Written request: Select from the records below every line that has the word "계약기간" in it.

===== Records for processing =====

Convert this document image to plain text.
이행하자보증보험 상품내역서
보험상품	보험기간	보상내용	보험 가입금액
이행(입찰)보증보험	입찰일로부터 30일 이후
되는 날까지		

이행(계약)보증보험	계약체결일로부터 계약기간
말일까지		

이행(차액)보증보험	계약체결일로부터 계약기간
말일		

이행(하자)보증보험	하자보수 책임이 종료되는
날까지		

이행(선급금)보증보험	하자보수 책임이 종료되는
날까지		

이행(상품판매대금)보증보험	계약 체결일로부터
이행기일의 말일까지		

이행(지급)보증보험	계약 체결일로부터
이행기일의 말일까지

=====

Expected output:
이행(계약)보증보험	계약체결일로부터 계약기간
이행(차액)보증보험	계약체결일로부터 계약기간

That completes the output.